# Written problem
Which lines below hold the word "from"? Copy all of them.

# Data

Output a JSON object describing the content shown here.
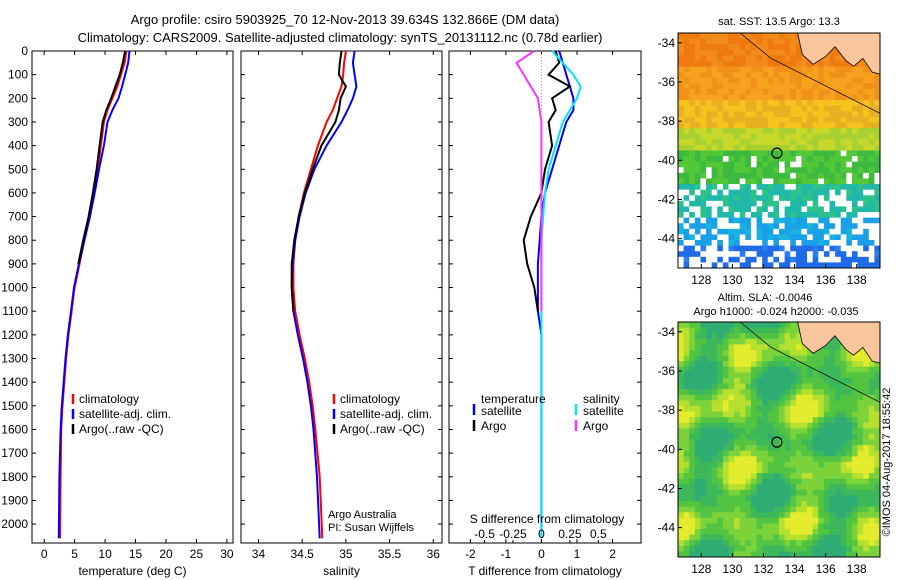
{
  "header": {
    "line1": "Argo profile: csiro 5903925_70 12-Nov-2013 39.634S 132.866E (DM data)",
    "line2": "Climatology: CARS2009. Satellite-adjusted climatology: synTS_20131112.nc (0.78d earlier)"
  },
  "colors": {
    "climatology": "#ff0000",
    "satellite": "#0000ff",
    "argo": "#000000",
    "argo_salinity": "#ff33ff",
    "sat_salinity": "#00e5ff"
  },
  "chart_data": [
    {
      "type": "line",
      "id": "temperature",
      "xlabel": "temperature (deg C)",
      "ylabel": "",
      "xlim": [
        -2,
        31
      ],
      "ylim": [
        2080,
        0
      ],
      "xticks": [
        0,
        5,
        10,
        15,
        20,
        25,
        30
      ],
      "yticks": [
        0,
        100,
        200,
        300,
        400,
        500,
        600,
        700,
        800,
        900,
        1000,
        1100,
        1200,
        1300,
        1400,
        1500,
        1600,
        1700,
        1800,
        1900,
        2000
      ],
      "legend": [
        "climatology",
        "satellite-adj. clim.",
        "Argo(..raw -QC)"
      ],
      "series": [
        {
          "name": "climatology",
          "color": "#ff0000",
          "x": [
            13.5,
            13.2,
            12.6,
            12.0,
            11.2,
            10.4,
            9.8,
            9.3,
            8.8,
            8.2,
            7.5,
            6.6,
            5.8,
            5.0,
            4.5,
            4.0,
            3.6,
            3.3,
            3.0,
            2.8,
            2.7,
            2.6
          ],
          "y": [
            0,
            50,
            100,
            150,
            200,
            250,
            300,
            400,
            500,
            600,
            700,
            800,
            900,
            1000,
            1100,
            1200,
            1300,
            1400,
            1500,
            1600,
            1800,
            2060
          ]
        },
        {
          "name": "satellite-adj. clim.",
          "color": "#0000ff",
          "x": [
            14.0,
            13.8,
            13.3,
            12.8,
            12.2,
            11.2,
            10.4,
            9.8,
            9.0,
            8.3,
            7.5,
            6.6,
            5.7,
            4.9,
            4.4,
            3.9,
            3.5,
            3.2,
            2.9,
            2.7,
            2.5,
            2.4
          ],
          "y": [
            0,
            50,
            100,
            150,
            200,
            250,
            300,
            400,
            500,
            600,
            700,
            800,
            900,
            1000,
            1100,
            1200,
            1300,
            1400,
            1500,
            1600,
            1800,
            2060
          ]
        },
        {
          "name": "Argo(..raw -QC)",
          "color": "#000000",
          "x": [
            13.3,
            12.9,
            12.4,
            11.7,
            11.0,
            10.2,
            9.6,
            9.1,
            8.6,
            8.0,
            7.3,
            6.4,
            5.6
          ],
          "y": [
            0,
            50,
            100,
            150,
            200,
            250,
            300,
            400,
            500,
            600,
            700,
            800,
            900
          ]
        }
      ]
    },
    {
      "type": "line",
      "id": "salinity",
      "xlabel": "salinity",
      "ylabel": "",
      "xlim": [
        33.8,
        36.1
      ],
      "ylim": [
        2080,
        0
      ],
      "xticks": [
        34,
        34.5,
        35,
        35.5,
        36
      ],
      "xtick_labels": [
        "34",
        "34.5",
        "35",
        "35.5",
        "36"
      ],
      "legend": [
        "climatology",
        "satellite-adj. clim.",
        "Argo(..raw -QC)"
      ],
      "series": [
        {
          "name": "climatology",
          "color": "#ff0000",
          "x": [
            35.0,
            34.98,
            34.97,
            34.95,
            34.9,
            34.85,
            34.78,
            34.68,
            34.6,
            34.52,
            34.46,
            34.42,
            34.4,
            34.4,
            34.42,
            34.47,
            34.53,
            34.58,
            34.62,
            34.65,
            34.7,
            34.73
          ],
          "y": [
            0,
            50,
            100,
            150,
            200,
            250,
            300,
            400,
            500,
            600,
            700,
            800,
            900,
            1000,
            1100,
            1200,
            1300,
            1400,
            1500,
            1600,
            1800,
            2060
          ]
        },
        {
          "name": "satellite-adj. clim.",
          "color": "#0000ff",
          "x": [
            35.1,
            35.08,
            35.1,
            35.12,
            35.08,
            35.02,
            34.95,
            34.78,
            34.64,
            34.54,
            34.47,
            34.42,
            34.39,
            34.38,
            34.4,
            34.45,
            34.51,
            34.56,
            34.6,
            34.63,
            34.67,
            34.7
          ],
          "y": [
            0,
            50,
            100,
            150,
            200,
            250,
            300,
            400,
            500,
            600,
            700,
            800,
            900,
            1000,
            1100,
            1200,
            1300,
            1400,
            1500,
            1600,
            1800,
            2060
          ]
        },
        {
          "name": "Argo(..raw -QC)",
          "color": "#000000",
          "x": [
            34.95,
            34.93,
            34.92,
            35.0,
            34.94,
            34.92,
            34.88,
            34.72,
            34.62,
            34.53,
            34.46,
            34.41,
            34.38,
            34.38,
            34.4
          ],
          "y": [
            0,
            50,
            100,
            150,
            200,
            250,
            300,
            400,
            500,
            600,
            700,
            800,
            900,
            1000,
            1100
          ]
        }
      ],
      "annotation": {
        "line1": "Argo Australia",
        "line2": "PI: Susan Wijffels"
      }
    },
    {
      "type": "line",
      "id": "difference",
      "xlabel": "T difference from climatology",
      "xlabel_top": "S difference from climatology",
      "ylabel": "",
      "xlim": [
        -2.6,
        2.8
      ],
      "ylim": [
        2080,
        0
      ],
      "xticks": [
        -2,
        -1,
        0,
        1,
        2
      ],
      "top_ticks": [
        -0.5,
        -0.25,
        0,
        0.25,
        0.5
      ],
      "top_tick_labels": [
        "-0.5",
        "-0.25",
        "0",
        "0.25",
        "0.5"
      ],
      "legend_temperature": {
        "title": "temperature",
        "satellite": "satellite",
        "argo": "Argo"
      },
      "legend_salinity": {
        "title": "salinity",
        "satellite": "satellite",
        "argo": "Argo"
      },
      "series": [
        {
          "name": "satellite",
          "color": "#0000ff",
          "x": [
            0.5,
            0.6,
            0.7,
            0.8,
            0.9,
            0.9,
            0.7,
            0.5,
            0.3,
            0.1,
            0.0,
            -0.05,
            -0.1,
            -0.1,
            -0.1,
            0.0,
            0.0,
            0.0,
            0.0,
            0.0
          ],
          "y": [
            0,
            50,
            100,
            150,
            200,
            250,
            300,
            400,
            500,
            600,
            700,
            800,
            900,
            1000,
            1100,
            1200,
            1400,
            1600,
            1800,
            2060
          ]
        },
        {
          "name": "Argo",
          "color": "#000000",
          "x": [
            0.4,
            0.5,
            0.2,
            0.8,
            0.3,
            0.4,
            0.2,
            0.3,
            0.1,
            0.0,
            -0.3,
            -0.5,
            -0.4,
            -0.2,
            -0.1
          ],
          "y": [
            0,
            50,
            100,
            150,
            200,
            250,
            300,
            400,
            500,
            600,
            700,
            800,
            900,
            1000,
            1100
          ]
        },
        {
          "name": "satellite",
          "color": "#00e5ff",
          "x": [
            0.3,
            0.6,
            0.9,
            1.1,
            1.0,
            0.8,
            0.6,
            0.4,
            0.2,
            0.1,
            0.05,
            0.0,
            0.0,
            0.0,
            0.0
          ],
          "y": [
            0,
            50,
            100,
            150,
            200,
            250,
            300,
            400,
            500,
            600,
            700,
            800,
            1000,
            1400,
            2060
          ]
        },
        {
          "name": "Argo",
          "color": "#ff33ff",
          "x": [
            -0.2,
            -0.7,
            -0.5,
            -0.3,
            -0.1,
            0.0,
            0.0,
            0.0,
            0.0
          ],
          "y": [
            0,
            50,
            100,
            150,
            200,
            300,
            500,
            800,
            1100
          ]
        }
      ]
    },
    {
      "type": "heatmap",
      "id": "sst_map",
      "title": "sat. SST: 13.5 Argo: 13.3",
      "xlim": [
        126.5,
        139.5
      ],
      "ylim": [
        -45.5,
        -33.5
      ],
      "xticks": [
        128,
        130,
        132,
        134,
        136,
        138
      ],
      "yticks": [
        -34,
        -36,
        -38,
        -40,
        -42,
        -44
      ],
      "marker": {
        "lon": 132.866,
        "lat": -39.634
      }
    },
    {
      "type": "heatmap",
      "id": "sla_map",
      "title": "Altim. SLA: -0.0046",
      "subtitle": "Argo h1000: -0.024 h2000: -0.035",
      "xlim": [
        126.5,
        139.5
      ],
      "ylim": [
        -45.5,
        -33.5
      ],
      "xticks": [
        128,
        130,
        132,
        134,
        136,
        138
      ],
      "yticks": [
        -34,
        -36,
        -38,
        -40,
        -42,
        -44
      ],
      "marker": {
        "lon": 132.866,
        "lat": -39.634
      }
    }
  ],
  "footer": {
    "credit": "©IMOS 04-Aug-2017 18:55:42"
  }
}
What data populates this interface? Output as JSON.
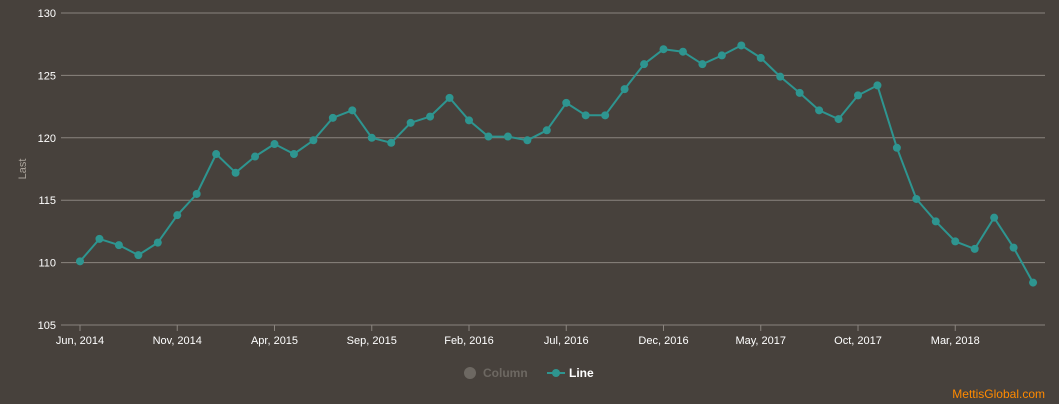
{
  "credit": "MettisGlobal.com",
  "colors": {
    "background": "#47413c",
    "grid": "#8a847e",
    "series": "#2e9590",
    "legend_inactive": "#6d6862",
    "axis_title": "#aaa39b",
    "credit": "#ff8a00"
  },
  "legend": [
    {
      "name": "Column",
      "active": false
    },
    {
      "name": "Line",
      "active": true
    }
  ],
  "chart_data": {
    "type": "line",
    "ylabel": "Last",
    "xlabel": "",
    "title": "",
    "ylim": [
      105,
      130
    ],
    "yticks": [
      105,
      110,
      115,
      120,
      125,
      130
    ],
    "grid": true,
    "legend_position": "bottom-center",
    "x_tick_labels": [
      {
        "label": "Jun, 2014",
        "index": 0
      },
      {
        "label": "Nov, 2014",
        "index": 5
      },
      {
        "label": "Apr, 2015",
        "index": 10
      },
      {
        "label": "Sep, 2015",
        "index": 15
      },
      {
        "label": "Feb, 2016",
        "index": 20
      },
      {
        "label": "Jul, 2016",
        "index": 25
      },
      {
        "label": "Dec, 2016",
        "index": 30
      },
      {
        "label": "May, 2017",
        "index": 35
      },
      {
        "label": "Oct, 2017",
        "index": 40
      },
      {
        "label": "Mar, 2018",
        "index": 45
      }
    ],
    "series": [
      {
        "name": "Line",
        "values": [
          110.1,
          111.9,
          111.4,
          110.6,
          111.6,
          113.8,
          115.5,
          118.7,
          117.2,
          118.5,
          119.5,
          118.7,
          119.8,
          121.6,
          122.2,
          120.0,
          119.6,
          121.2,
          121.7,
          123.2,
          121.4,
          120.1,
          120.1,
          119.8,
          120.6,
          122.8,
          121.8,
          121.8,
          123.9,
          125.9,
          127.1,
          126.9,
          125.9,
          126.6,
          127.4,
          126.4,
          124.9,
          123.6,
          122.2,
          121.5,
          123.4,
          124.2,
          119.2,
          115.1,
          113.3,
          111.7,
          111.1,
          113.6,
          111.2,
          108.4
        ]
      }
    ]
  }
}
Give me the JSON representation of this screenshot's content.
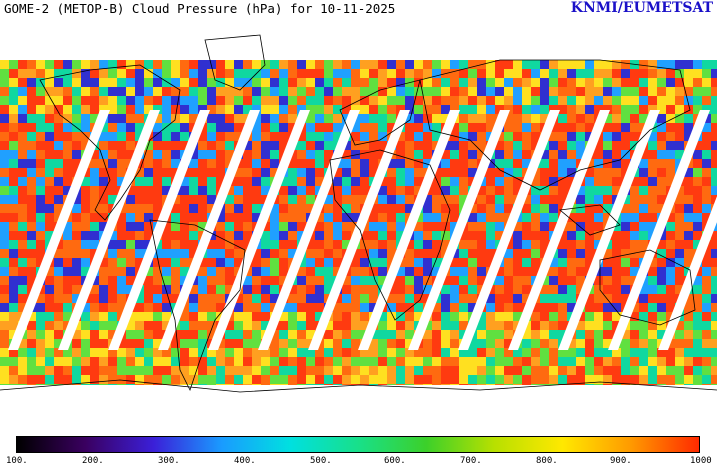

# Solution
      "xlabel": "T difference from climatology",
      "xlabel_top": "S difference from climatology",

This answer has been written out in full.